Requirement: Copy the data word for word, from its first line through the line containing "x-tick-label: Nov: [1022, 727, 1036, 736]", with both ends included.

Input records:
☆ ☆ ☆ ☆ ☆

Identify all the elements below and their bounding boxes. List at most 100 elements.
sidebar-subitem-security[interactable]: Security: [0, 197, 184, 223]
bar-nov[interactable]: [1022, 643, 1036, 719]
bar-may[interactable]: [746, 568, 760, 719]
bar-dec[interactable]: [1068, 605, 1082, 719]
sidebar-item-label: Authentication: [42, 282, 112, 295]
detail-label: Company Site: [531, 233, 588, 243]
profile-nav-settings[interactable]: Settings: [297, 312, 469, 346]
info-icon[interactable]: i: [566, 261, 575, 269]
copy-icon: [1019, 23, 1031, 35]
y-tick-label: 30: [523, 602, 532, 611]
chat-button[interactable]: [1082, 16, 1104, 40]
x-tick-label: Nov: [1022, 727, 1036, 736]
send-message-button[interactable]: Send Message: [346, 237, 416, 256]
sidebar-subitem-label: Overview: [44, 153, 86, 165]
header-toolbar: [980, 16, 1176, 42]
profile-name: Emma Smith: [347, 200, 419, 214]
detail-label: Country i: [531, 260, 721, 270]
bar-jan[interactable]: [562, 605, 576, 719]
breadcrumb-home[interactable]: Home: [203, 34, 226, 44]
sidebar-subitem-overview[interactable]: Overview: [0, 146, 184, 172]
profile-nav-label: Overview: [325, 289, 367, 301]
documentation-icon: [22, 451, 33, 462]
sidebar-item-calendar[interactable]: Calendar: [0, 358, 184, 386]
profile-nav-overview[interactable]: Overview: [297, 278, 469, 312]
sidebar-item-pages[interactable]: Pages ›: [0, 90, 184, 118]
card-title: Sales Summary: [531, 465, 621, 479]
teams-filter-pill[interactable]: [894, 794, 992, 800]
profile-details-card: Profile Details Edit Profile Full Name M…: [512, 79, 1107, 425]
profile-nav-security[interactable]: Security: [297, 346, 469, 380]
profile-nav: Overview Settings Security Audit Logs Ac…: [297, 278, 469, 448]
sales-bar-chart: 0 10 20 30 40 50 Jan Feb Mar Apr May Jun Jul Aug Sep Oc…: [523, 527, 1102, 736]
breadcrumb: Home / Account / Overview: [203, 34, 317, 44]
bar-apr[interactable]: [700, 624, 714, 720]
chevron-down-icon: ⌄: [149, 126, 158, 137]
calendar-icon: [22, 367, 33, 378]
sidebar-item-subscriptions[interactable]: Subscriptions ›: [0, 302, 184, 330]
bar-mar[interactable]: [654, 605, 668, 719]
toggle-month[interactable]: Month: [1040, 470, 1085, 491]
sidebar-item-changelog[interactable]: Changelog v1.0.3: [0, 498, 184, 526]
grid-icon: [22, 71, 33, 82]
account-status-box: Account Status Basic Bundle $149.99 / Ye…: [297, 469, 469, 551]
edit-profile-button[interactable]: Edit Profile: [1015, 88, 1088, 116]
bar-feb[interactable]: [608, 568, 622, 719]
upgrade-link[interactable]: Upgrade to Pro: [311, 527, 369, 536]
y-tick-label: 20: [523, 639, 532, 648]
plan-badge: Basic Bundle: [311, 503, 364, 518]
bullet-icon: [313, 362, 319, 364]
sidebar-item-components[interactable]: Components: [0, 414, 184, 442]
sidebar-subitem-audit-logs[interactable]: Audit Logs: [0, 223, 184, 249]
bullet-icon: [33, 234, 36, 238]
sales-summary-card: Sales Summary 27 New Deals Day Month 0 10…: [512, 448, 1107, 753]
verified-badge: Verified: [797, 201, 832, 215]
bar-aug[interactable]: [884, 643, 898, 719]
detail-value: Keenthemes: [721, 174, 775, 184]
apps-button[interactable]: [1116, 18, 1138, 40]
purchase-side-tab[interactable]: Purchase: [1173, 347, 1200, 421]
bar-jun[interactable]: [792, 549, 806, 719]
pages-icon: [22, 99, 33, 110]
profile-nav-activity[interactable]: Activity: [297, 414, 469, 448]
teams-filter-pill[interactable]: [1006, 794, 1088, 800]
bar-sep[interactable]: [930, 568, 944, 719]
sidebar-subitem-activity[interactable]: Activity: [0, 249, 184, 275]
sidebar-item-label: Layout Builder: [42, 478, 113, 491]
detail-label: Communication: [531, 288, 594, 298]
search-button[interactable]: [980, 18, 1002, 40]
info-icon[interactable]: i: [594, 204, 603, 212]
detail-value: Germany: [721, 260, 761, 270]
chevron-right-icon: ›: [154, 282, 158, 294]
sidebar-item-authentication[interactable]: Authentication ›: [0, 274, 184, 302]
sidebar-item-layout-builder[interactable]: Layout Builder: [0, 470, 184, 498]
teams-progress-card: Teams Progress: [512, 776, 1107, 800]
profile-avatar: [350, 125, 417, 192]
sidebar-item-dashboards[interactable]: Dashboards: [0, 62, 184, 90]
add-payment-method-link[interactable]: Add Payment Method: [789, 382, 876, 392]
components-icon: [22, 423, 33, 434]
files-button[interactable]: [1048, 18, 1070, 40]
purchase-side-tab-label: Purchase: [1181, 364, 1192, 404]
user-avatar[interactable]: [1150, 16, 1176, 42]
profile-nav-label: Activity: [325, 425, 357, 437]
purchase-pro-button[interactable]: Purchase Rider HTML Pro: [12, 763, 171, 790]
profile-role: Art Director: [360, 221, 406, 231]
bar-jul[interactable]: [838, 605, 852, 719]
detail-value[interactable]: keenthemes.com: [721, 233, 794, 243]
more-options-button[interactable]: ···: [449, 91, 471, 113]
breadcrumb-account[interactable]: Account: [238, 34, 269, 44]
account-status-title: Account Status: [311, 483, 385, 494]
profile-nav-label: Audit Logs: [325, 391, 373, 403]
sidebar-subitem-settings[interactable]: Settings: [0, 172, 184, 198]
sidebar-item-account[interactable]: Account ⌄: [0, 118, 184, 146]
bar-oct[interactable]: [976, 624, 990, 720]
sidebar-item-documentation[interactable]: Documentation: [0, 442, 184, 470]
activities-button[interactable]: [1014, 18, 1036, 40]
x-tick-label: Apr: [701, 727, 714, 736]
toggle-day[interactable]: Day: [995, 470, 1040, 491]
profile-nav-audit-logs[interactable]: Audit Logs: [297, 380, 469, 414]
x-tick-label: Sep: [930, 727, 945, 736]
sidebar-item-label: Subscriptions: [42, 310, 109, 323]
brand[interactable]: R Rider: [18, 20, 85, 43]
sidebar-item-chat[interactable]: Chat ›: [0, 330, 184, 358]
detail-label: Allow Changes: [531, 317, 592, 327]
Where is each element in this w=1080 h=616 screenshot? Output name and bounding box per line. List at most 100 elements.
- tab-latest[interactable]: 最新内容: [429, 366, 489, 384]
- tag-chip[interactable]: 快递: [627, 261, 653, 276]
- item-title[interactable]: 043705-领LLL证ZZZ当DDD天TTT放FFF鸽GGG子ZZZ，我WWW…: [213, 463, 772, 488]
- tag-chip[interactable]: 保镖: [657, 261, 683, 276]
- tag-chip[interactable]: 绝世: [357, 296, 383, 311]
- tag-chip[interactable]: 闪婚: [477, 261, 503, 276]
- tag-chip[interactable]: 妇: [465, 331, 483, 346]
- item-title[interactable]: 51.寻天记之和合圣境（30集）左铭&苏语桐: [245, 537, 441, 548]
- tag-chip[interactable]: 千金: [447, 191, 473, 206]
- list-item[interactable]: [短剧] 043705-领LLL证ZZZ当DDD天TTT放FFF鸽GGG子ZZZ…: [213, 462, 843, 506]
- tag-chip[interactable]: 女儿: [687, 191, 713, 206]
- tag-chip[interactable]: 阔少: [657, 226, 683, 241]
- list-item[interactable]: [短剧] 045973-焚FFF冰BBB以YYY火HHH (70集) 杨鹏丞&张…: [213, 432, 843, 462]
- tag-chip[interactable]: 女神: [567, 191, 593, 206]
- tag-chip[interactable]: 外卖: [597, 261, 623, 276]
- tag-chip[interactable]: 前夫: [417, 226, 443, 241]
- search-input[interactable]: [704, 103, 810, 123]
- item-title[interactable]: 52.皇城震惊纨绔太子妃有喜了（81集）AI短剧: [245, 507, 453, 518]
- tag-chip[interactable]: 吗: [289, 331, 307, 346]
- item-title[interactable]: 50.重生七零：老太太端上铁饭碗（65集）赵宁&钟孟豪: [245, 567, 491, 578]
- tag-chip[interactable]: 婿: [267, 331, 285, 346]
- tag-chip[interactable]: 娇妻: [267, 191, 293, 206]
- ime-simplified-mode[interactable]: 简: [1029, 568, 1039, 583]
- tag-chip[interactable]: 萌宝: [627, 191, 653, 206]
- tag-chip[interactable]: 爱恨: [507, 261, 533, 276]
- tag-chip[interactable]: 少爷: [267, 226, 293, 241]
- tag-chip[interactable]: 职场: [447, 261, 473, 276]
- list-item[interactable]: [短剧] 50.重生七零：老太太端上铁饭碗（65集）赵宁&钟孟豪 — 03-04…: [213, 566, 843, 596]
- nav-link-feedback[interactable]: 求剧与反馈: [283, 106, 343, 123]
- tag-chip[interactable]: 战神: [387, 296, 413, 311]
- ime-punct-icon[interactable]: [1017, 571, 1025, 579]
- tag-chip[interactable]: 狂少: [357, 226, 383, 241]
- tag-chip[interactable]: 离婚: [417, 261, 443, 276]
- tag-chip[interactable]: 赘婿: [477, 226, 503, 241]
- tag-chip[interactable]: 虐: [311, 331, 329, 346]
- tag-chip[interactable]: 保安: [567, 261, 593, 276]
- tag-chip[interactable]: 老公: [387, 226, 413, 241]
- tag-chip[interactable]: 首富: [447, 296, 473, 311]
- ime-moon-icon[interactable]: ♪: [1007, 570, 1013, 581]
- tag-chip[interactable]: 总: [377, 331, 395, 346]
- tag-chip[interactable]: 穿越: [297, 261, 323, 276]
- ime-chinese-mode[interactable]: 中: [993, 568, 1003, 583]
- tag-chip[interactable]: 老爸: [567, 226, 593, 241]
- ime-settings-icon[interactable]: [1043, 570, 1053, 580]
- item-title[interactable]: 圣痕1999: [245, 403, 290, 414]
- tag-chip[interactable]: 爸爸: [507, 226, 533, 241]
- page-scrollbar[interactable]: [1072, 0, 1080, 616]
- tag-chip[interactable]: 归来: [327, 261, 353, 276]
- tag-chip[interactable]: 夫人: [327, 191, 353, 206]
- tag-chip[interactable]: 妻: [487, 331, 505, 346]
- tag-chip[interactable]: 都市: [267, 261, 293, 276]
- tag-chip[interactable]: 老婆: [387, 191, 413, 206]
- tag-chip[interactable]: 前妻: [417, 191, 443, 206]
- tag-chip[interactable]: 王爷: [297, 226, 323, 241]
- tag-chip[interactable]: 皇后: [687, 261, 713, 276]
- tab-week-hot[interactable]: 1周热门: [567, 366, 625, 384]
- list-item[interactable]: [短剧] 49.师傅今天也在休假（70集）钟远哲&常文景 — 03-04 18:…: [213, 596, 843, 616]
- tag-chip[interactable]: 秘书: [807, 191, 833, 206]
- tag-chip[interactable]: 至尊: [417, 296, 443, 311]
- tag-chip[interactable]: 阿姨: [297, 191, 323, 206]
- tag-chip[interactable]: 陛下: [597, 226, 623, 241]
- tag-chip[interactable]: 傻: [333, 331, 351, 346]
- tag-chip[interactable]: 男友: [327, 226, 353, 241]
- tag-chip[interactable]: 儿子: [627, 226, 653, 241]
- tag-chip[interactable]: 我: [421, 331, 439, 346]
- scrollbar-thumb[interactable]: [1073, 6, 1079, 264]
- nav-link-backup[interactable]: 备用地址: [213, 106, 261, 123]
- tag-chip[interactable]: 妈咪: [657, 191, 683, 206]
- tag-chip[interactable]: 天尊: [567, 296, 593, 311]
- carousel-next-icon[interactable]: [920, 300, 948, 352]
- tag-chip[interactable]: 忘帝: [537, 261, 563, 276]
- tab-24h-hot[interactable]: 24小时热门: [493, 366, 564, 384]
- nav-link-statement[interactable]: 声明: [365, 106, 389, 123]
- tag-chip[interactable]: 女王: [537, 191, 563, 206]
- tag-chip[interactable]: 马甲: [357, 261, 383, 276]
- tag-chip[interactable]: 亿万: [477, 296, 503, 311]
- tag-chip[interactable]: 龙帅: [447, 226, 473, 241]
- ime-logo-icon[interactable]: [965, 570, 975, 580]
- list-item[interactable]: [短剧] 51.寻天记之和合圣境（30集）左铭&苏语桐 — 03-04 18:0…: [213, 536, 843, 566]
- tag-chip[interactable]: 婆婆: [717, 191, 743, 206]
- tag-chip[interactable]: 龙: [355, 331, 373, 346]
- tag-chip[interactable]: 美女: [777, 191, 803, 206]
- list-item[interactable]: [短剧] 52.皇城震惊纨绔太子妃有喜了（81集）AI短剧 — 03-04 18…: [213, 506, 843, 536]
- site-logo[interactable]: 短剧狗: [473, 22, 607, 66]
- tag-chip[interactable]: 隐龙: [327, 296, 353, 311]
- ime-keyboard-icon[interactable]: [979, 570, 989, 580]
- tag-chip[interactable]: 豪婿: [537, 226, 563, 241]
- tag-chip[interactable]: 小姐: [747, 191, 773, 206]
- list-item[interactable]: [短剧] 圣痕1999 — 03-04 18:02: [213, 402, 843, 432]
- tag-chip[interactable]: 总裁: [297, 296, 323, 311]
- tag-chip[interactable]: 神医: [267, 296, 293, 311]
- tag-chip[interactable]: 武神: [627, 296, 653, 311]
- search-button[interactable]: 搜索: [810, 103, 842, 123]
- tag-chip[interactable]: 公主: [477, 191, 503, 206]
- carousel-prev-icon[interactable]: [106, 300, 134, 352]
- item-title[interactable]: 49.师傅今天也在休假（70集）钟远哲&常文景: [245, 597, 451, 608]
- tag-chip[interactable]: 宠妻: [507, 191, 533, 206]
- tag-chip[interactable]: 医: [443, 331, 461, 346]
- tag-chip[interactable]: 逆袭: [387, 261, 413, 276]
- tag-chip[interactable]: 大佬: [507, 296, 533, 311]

☆ ☆ ☆ ☆ ☆

Correct answer:
Identify all the elements below and their bounding boxes. List at most 100 elements.
sidebar-subitem-security[interactable]: Security: [0, 197, 184, 223]
bar-nov[interactable]: [1022, 643, 1036, 719]
bar-may[interactable]: [746, 568, 760, 719]
bar-dec[interactable]: [1068, 605, 1082, 719]
sidebar-item-label: Authentication: [42, 282, 112, 295]
detail-label: Company Site: [531, 233, 588, 243]
profile-nav-settings[interactable]: Settings: [297, 312, 469, 346]
info-icon[interactable]: i: [566, 261, 575, 269]
copy-icon: [1019, 23, 1031, 35]
y-tick-label: 30: [523, 602, 532, 611]
chat-button[interactable]: [1082, 16, 1104, 40]
x-tick-label: Nov: [1022, 727, 1036, 736]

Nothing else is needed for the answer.